══ Available records ══
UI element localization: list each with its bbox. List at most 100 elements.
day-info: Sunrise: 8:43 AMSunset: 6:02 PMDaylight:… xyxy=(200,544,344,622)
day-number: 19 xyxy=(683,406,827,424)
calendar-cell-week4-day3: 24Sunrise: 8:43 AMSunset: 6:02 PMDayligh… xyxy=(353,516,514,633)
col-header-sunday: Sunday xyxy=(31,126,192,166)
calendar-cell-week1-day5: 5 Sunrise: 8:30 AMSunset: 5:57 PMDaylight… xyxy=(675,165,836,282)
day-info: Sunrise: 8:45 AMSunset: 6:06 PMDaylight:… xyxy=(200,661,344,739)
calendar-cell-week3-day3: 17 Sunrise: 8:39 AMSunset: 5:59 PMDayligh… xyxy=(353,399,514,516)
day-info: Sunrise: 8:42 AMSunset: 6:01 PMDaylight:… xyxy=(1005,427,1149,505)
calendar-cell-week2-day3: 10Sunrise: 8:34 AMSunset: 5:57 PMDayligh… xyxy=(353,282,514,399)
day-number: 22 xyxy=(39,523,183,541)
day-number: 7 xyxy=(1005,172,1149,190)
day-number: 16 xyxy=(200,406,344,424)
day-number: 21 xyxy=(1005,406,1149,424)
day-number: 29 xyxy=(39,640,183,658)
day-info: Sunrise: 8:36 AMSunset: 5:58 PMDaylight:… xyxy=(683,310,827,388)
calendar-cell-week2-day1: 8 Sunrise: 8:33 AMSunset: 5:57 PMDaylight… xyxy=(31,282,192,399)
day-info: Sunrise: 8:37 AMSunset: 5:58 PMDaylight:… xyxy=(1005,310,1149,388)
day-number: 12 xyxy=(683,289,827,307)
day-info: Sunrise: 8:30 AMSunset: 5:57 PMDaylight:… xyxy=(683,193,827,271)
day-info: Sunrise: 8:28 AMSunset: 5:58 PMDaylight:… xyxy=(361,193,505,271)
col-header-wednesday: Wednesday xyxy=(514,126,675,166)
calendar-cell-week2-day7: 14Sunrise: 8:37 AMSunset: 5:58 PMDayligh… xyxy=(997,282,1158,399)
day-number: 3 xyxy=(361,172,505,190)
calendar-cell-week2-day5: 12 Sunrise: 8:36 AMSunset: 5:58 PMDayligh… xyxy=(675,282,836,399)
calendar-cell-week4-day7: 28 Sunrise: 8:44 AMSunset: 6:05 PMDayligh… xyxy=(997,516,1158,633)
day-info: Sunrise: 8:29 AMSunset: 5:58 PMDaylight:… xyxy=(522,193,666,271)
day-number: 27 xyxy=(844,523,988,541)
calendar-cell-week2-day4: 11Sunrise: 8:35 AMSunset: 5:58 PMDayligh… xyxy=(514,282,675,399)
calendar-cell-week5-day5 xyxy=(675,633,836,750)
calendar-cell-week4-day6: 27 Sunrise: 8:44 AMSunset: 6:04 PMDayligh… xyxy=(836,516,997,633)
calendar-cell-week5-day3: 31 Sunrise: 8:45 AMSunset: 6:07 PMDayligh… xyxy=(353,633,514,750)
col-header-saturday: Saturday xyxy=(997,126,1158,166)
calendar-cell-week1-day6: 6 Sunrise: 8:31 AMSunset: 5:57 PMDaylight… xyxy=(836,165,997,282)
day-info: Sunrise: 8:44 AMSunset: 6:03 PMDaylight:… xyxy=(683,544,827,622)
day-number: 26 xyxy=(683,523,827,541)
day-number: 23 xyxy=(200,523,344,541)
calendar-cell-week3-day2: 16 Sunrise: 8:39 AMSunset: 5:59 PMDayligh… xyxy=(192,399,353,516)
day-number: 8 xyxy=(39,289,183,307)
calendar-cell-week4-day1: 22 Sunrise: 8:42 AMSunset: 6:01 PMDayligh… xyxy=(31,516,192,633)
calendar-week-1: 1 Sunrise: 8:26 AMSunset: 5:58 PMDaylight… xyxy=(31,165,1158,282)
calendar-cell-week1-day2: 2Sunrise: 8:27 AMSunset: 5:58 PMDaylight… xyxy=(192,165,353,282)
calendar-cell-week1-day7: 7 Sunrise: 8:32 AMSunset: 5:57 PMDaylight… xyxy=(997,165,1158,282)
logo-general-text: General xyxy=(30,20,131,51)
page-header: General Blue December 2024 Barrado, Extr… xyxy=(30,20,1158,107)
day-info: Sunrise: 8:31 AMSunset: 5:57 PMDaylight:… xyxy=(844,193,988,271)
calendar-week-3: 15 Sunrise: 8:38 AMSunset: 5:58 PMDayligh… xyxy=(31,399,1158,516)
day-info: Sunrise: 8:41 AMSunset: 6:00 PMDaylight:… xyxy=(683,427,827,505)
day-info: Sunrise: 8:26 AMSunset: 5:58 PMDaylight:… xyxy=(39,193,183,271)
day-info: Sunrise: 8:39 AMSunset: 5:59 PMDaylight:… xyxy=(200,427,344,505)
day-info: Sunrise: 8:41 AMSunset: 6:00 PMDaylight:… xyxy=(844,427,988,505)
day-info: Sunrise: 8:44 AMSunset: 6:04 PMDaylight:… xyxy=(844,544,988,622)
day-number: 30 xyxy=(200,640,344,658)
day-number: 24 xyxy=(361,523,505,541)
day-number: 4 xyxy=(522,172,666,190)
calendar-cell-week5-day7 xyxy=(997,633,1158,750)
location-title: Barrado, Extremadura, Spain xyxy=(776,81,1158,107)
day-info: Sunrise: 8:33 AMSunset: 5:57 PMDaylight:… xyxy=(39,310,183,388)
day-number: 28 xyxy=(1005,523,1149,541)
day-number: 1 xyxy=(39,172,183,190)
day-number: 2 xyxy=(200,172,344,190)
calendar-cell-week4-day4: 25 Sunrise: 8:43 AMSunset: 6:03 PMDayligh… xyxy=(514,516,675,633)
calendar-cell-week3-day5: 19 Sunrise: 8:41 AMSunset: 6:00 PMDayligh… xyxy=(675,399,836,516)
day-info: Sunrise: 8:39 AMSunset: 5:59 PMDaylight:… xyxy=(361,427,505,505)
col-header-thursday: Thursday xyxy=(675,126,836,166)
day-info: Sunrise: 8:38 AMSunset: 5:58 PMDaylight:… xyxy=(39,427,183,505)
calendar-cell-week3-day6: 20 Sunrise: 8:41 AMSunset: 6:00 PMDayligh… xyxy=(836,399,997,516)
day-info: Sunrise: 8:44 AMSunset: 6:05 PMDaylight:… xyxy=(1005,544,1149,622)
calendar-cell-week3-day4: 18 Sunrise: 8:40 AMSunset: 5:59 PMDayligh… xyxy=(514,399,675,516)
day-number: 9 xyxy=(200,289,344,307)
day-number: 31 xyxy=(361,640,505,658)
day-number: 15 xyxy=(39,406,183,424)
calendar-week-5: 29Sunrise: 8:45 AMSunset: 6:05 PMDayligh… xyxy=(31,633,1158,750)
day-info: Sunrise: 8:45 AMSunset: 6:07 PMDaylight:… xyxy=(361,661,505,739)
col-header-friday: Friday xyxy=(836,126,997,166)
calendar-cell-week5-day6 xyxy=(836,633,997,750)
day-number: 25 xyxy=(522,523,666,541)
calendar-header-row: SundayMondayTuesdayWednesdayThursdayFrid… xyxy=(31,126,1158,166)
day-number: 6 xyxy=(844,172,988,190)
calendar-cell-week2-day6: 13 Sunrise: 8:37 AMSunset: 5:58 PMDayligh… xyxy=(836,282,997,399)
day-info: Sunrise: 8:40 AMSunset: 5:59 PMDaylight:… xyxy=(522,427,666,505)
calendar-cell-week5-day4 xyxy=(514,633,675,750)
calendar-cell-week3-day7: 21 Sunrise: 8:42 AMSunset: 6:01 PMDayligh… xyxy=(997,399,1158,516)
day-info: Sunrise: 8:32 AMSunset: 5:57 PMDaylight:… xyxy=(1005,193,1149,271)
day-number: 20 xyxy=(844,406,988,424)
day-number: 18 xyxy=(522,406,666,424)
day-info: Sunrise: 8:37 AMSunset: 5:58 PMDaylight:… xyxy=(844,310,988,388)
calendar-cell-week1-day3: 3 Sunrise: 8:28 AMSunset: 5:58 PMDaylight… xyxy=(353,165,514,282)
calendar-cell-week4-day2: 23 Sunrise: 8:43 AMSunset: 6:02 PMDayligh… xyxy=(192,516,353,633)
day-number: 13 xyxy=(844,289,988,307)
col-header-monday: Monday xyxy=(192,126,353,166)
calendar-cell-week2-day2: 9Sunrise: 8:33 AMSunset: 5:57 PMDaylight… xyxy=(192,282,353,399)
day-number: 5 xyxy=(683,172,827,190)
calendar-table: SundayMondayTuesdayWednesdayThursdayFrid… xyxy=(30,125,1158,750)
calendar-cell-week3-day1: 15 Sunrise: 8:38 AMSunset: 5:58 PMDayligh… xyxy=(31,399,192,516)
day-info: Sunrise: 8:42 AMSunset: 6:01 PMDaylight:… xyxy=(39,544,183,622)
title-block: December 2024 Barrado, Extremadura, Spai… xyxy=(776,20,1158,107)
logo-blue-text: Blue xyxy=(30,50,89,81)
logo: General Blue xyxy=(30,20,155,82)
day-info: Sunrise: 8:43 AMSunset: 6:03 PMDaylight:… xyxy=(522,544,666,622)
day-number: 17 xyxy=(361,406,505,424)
═══
*Exercise prompt*
Find every line in the entries above that contains the word "text", and copy each of those lines.

*The response*
logo-general-text: General xyxy=(30,20,131,51)
logo-blue-text: Blue xyxy=(30,50,89,81)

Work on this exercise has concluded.